## START

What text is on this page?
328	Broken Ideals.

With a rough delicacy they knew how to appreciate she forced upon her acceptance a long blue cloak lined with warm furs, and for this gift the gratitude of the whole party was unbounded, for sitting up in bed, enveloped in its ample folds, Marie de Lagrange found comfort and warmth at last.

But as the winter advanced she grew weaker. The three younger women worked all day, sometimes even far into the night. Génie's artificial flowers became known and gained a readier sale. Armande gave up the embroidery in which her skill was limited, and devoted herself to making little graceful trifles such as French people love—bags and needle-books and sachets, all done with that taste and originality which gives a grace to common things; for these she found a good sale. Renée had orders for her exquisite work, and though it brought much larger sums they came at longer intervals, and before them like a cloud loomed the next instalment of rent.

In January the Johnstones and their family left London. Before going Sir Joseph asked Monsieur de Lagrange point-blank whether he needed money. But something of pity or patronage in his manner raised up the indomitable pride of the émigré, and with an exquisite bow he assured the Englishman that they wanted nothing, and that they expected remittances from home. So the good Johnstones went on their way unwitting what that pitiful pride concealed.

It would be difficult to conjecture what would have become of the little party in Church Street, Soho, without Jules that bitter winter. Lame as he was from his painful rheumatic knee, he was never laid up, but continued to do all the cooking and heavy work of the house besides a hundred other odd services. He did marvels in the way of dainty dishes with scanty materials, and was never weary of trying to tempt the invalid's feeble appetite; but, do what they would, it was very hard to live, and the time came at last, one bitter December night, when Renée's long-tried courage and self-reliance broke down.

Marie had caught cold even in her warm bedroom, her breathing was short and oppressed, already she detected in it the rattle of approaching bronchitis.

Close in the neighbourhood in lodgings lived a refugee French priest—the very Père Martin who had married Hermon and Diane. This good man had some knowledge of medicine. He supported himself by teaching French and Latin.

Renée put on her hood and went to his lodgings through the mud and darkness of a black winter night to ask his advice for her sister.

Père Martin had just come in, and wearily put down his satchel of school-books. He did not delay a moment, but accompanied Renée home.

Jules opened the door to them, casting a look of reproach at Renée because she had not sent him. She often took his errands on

## END

** PROBLEM **
Copy the records above exactly.

** ANSWER **
What text is on this page?
328	Broken Ideals.

With a rough delicacy they knew how to appreciate she forced upon her acceptance a long blue cloak lined with warm furs, and for this gift the gratitude of the whole party was unbounded, for sitting up in bed, enveloped in its ample folds, Marie de Lagrange found comfort and warmth at last.

But as the winter advanced she grew weaker. The three younger women worked all day, sometimes even far into the night. Génie's artificial flowers became known and gained a readier sale. Armande gave up the embroidery in which her skill was limited, and devoted herself to making little graceful trifles such as French people love—bags and needle-books and sachets, all done with that taste and originality which gives a grace to common things; for these she found a good sale. Renée had orders for her exquisite work, and though it brought much larger sums they came at longer intervals, and before them like a cloud loomed the next instalment of rent.

In January the Johnstones and their family left London. Before going Sir Joseph asked Monsieur de Lagrange point-blank whether he needed money. But something of pity or patronage in his manner raised up the indomitable pride of the émigré, and with an exquisite bow he assured the Englishman that they wanted nothing, and that they expected remittances from home. So the good Johnstones went on their way unwitting what that pitiful pride concealed.

It would be difficult to conjecture what would have become of the little party in Church Street, Soho, without Jules that bitter winter. Lame as he was from his painful rheumatic knee, he was never laid up, but continued to do all the cooking and heavy work of the house besides a hundred other odd services. He did marvels in the way of dainty dishes with scanty materials, and was never weary of trying to tempt the invalid's feeble appetite; but, do what they would, it was very hard to live, and the time came at last, one bitter December night, when Renée's long-tried courage and self-reliance broke down.

Marie had caught cold even in her warm bedroom, her breathing was short and oppressed, already she detected in it the rattle of approaching bronchitis.

Close in the neighbourhood in lodgings lived a refugee French priest—the very Père Martin who had married Hermon and Diane. This good man had some knowledge of medicine. He supported himself by teaching French and Latin.

Renée put on her hood and went to his lodgings through the mud and darkness of a black winter night to ask his advice for her sister.

Père Martin had just come in, and wearily put down his satchel of school-books. He did not delay a moment, but accompanied Renée home.

Jules opened the door to them, casting a look of reproach at Renée because she had not sent him. She often took his errands on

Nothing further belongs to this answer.